* [TASK TO CARRY OUT] Quote the lines from the line holding "Give me a plain-text" to the very end of the listing, exactly, and no others.

* [RECORDS PROVIDED]
▬▬▬
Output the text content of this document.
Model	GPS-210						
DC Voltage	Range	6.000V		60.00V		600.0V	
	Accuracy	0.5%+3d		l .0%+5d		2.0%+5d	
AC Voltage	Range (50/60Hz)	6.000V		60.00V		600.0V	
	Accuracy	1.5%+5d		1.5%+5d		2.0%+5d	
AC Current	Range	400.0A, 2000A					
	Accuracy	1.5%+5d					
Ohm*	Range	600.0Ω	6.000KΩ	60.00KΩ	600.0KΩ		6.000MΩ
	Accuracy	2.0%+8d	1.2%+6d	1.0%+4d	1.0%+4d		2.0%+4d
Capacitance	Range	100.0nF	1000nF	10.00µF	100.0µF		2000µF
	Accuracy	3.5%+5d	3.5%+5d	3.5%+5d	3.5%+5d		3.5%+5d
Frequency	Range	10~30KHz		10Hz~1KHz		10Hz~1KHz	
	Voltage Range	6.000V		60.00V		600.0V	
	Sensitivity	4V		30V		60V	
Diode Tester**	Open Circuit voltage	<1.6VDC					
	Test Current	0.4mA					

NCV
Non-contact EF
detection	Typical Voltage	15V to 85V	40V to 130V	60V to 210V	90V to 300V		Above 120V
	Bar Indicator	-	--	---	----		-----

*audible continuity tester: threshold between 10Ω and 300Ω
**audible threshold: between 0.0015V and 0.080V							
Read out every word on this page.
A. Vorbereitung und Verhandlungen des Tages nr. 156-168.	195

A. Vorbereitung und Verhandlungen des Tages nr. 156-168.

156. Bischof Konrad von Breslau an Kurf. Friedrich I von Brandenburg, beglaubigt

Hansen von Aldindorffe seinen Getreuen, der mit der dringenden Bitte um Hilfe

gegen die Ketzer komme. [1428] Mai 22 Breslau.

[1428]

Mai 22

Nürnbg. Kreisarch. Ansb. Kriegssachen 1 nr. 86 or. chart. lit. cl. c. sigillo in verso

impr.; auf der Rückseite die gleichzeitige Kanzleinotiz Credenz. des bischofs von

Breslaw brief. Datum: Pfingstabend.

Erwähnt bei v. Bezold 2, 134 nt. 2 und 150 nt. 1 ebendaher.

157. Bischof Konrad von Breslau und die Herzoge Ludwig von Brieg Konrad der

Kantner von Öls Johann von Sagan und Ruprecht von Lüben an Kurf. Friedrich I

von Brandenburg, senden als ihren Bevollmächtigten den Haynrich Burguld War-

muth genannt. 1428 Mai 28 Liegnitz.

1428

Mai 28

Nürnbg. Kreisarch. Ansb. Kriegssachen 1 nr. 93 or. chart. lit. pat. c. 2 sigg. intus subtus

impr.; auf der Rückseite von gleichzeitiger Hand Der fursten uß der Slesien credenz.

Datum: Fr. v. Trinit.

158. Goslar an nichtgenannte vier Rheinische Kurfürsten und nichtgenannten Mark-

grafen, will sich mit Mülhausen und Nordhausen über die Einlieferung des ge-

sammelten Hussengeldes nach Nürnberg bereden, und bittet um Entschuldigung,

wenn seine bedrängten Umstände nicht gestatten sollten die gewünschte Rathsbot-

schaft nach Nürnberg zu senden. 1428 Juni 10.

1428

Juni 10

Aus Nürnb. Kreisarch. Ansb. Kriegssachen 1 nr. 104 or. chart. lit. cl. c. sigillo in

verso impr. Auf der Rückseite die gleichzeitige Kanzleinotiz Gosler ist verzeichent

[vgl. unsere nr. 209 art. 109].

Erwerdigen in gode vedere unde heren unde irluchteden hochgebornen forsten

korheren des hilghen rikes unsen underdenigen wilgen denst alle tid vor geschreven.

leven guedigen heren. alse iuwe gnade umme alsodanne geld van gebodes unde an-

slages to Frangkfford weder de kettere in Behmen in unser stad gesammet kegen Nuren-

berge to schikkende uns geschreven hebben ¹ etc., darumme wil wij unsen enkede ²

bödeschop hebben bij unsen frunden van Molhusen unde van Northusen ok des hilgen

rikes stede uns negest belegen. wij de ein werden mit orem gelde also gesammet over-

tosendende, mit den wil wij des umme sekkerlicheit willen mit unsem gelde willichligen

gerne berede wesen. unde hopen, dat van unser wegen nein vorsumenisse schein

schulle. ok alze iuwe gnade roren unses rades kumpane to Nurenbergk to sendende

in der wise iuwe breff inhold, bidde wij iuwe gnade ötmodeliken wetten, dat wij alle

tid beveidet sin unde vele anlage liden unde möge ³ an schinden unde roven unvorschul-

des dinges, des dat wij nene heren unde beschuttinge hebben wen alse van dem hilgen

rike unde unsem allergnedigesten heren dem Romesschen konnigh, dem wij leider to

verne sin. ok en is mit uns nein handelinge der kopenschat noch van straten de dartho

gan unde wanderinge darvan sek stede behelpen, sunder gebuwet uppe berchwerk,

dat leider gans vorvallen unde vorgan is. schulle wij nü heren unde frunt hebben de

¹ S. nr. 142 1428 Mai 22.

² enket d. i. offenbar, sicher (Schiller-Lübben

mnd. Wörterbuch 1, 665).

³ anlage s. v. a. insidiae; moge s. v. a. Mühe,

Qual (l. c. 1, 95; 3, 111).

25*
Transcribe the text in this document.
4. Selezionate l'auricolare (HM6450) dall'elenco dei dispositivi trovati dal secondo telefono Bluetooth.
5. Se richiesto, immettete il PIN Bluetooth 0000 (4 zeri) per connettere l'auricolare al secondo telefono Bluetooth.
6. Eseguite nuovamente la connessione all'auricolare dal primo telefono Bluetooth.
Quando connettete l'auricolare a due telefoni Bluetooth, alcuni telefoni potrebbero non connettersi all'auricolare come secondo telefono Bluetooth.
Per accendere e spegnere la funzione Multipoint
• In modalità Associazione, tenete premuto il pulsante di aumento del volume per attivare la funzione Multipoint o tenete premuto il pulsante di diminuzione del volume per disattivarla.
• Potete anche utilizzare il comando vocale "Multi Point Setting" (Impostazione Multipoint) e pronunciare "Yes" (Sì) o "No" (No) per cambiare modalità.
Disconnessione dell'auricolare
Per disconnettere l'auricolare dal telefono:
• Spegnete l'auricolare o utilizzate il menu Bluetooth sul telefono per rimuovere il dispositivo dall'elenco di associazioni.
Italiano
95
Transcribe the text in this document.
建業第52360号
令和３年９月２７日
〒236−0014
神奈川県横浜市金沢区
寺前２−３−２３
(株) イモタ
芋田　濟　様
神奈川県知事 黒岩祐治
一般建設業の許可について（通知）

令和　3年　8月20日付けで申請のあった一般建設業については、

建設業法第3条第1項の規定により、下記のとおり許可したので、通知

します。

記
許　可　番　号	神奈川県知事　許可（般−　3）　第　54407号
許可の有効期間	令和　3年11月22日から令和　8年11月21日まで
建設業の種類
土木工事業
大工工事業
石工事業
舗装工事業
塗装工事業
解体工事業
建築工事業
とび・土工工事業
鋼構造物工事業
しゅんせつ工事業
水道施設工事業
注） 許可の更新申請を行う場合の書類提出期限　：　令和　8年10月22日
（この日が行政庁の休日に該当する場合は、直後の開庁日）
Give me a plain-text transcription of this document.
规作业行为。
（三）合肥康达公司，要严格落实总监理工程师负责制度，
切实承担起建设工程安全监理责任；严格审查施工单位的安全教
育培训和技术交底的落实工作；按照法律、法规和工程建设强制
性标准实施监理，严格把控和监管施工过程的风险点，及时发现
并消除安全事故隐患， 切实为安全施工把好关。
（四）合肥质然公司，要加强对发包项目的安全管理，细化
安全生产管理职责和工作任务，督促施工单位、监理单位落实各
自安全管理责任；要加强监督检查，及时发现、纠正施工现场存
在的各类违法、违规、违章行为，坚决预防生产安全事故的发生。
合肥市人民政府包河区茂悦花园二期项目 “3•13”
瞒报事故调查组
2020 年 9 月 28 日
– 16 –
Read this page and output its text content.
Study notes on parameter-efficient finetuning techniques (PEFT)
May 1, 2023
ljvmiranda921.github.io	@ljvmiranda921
▬▬▬
* [WORKED ANSWER]
Give me a plain-text transcription of this document.
规作业行为。
（三）合肥康达公司，要严格落实总监理工程师负责制度，
切实承担起建设工程安全监理责任；严格审查施工单位的安全教
育培训和技术交底的落实工作；按照法律、法规和工程建设强制
性标准实施监理，严格把控和监管施工过程的风险点，及时发现
并消除安全事故隐患， 切实为安全施工把好关。
（四）合肥质然公司，要加强对发包项目的安全管理，细化
安全生产管理职责和工作任务，督促施工单位、监理单位落实各
自安全管理责任；要加强监督检查，及时发现、纠正施工现场存
在的各类违法、违规、违章行为，坚决预防生产安全事故的发生。
合肥市人民政府包河区茂悦花园二期项目 “3•13”
瞒报事故调查组
2020 年 9 月 28 日
– 16 –
Read this page and output its text content.
Study notes on parameter-efficient finetuning techniques (PEFT)
May 1, 2023
ljvmiranda921.github.io	@ljvmiranda921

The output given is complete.